─── Dataset entries

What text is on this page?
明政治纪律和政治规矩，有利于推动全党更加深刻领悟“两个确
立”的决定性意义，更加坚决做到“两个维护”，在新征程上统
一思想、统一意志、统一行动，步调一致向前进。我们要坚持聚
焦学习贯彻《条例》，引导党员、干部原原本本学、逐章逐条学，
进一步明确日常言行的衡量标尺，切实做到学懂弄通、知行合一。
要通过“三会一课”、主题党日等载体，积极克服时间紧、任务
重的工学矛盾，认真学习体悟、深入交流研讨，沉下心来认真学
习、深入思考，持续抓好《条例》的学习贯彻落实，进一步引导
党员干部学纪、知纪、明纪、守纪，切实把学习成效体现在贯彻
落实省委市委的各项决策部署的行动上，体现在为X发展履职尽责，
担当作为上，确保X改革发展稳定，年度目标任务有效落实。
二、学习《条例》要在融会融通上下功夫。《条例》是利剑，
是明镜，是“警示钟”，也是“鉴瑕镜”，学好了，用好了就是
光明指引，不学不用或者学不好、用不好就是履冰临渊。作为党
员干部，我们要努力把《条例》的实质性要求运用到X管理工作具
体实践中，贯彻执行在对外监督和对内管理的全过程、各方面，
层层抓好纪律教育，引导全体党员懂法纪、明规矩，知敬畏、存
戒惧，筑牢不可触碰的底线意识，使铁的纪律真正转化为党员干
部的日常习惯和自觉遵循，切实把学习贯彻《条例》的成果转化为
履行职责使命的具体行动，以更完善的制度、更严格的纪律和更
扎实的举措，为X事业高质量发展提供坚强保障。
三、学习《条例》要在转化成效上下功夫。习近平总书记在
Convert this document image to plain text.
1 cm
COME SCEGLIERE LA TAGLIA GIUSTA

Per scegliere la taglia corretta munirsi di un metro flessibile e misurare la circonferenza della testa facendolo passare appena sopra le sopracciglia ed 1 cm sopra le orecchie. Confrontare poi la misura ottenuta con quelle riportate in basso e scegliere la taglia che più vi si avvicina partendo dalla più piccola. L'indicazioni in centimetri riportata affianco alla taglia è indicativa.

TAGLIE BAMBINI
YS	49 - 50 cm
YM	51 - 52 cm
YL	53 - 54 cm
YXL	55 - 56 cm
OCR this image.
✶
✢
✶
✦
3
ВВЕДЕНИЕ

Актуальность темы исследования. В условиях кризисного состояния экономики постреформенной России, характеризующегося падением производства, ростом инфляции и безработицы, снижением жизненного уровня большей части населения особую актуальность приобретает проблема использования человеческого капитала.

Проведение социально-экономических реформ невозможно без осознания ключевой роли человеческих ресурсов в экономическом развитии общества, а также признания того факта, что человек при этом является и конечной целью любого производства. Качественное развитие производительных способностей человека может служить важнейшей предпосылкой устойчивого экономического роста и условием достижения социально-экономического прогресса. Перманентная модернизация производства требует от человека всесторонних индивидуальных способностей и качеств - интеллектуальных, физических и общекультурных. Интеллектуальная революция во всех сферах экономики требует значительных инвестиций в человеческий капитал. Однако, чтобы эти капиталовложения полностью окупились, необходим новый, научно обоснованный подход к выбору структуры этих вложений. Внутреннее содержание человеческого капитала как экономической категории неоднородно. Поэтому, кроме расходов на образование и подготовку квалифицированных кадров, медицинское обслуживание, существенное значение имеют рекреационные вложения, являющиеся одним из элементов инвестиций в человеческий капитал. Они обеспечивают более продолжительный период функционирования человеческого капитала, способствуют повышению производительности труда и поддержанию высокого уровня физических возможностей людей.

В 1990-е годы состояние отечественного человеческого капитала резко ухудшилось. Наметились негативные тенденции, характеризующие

──────

(What you have to do)
The records above should be restated word for word, please.

(Exercise output)
What text is on this page?
明政治纪律和政治规矩，有利于推动全党更加深刻领悟“两个确
立”的决定性意义，更加坚决做到“两个维护”，在新征程上统
一思想、统一意志、统一行动，步调一致向前进。我们要坚持聚
焦学习贯彻《条例》，引导党员、干部原原本本学、逐章逐条学，
进一步明确日常言行的衡量标尺，切实做到学懂弄通、知行合一。
要通过“三会一课”、主题党日等载体，积极克服时间紧、任务
重的工学矛盾，认真学习体悟、深入交流研讨，沉下心来认真学
习、深入思考，持续抓好《条例》的学习贯彻落实，进一步引导
党员干部学纪、知纪、明纪、守纪，切实把学习成效体现在贯彻
落实省委市委的各项决策部署的行动上，体现在为X发展履职尽责，
担当作为上，确保X改革发展稳定，年度目标任务有效落实。
二、学习《条例》要在融会融通上下功夫。《条例》是利剑，
是明镜，是“警示钟”，也是“鉴瑕镜”，学好了，用好了就是
光明指引，不学不用或者学不好、用不好就是履冰临渊。作为党
员干部，我们要努力把《条例》的实质性要求运用到X管理工作具
体实践中，贯彻执行在对外监督和对内管理的全过程、各方面，
层层抓好纪律教育，引导全体党员懂法纪、明规矩，知敬畏、存
戒惧，筑牢不可触碰的底线意识，使铁的纪律真正转化为党员干
部的日常习惯和自觉遵循，切实把学习贯彻《条例》的成果转化为
履行职责使命的具体行动，以更完善的制度、更严格的纪律和更
扎实的举措，为X事业高质量发展提供坚强保障。
三、学习《条例》要在转化成效上下功夫。习近平总书记在
Convert this document image to plain text.
1 cm
COME SCEGLIERE LA TAGLIA GIUSTA

Per scegliere la taglia corretta munirsi di un metro flessibile e misurare la circonferenza della testa facendolo passare appena sopra le sopracciglia ed 1 cm sopra le orecchie. Confrontare poi la misura ottenuta con quelle riportate in basso e scegliere la taglia che più vi si avvicina partendo dalla più piccola. L'indicazioni in centimetri riportata affianco alla taglia è indicativa.

TAGLIE BAMBINI
YS	49 - 50 cm
YM	51 - 52 cm
YL	53 - 54 cm
YXL	55 - 56 cm
OCR this image.
✶
✢
✶
✦
3
ВВЕДЕНИЕ

Актуальность темы исследования. В условиях кризисного состояния экономики постреформенной России, характеризующегося падением производства, ростом инфляции и безработицы, снижением жизненного уровня большей части населения особую актуальность приобретает проблема использования человеческого капитала.

Проведение социально-экономических реформ невозможно без осознания ключевой роли человеческих ресурсов в экономическом развитии общества, а также признания того факта, что человек при этом является и конечной целью любого производства. Качественное развитие производительных способностей человека может служить важнейшей предпосылкой устойчивого экономического роста и условием достижения социально-экономического прогресса. Перманентная модернизация производства требует от человека всесторонних индивидуальных способностей и качеств - интеллектуальных, физических и общекультурных. Интеллектуальная революция во всех сферах экономики требует значительных инвестиций в человеческий капитал. Однако, чтобы эти капиталовложения полностью окупились, необходим новый, научно обоснованный подход к выбору структуры этих вложений. Внутреннее содержание человеческого капитала как экономической категории неоднородно. Поэтому, кроме расходов на образование и подготовку квалифицированных кадров, медицинское обслуживание, существенное значение имеют рекреационные вложения, являющиеся одним из элементов инвестиций в человеческий капитал. Они обеспечивают более продолжительный период функционирования человеческого капитала, способствуют повышению производительности труда и поддержанию высокого уровня физических возможностей людей.

В 1990-е годы состояние отечественного человеческого капитала резко ухудшилось. Наметились негативные тенденции, характеризующие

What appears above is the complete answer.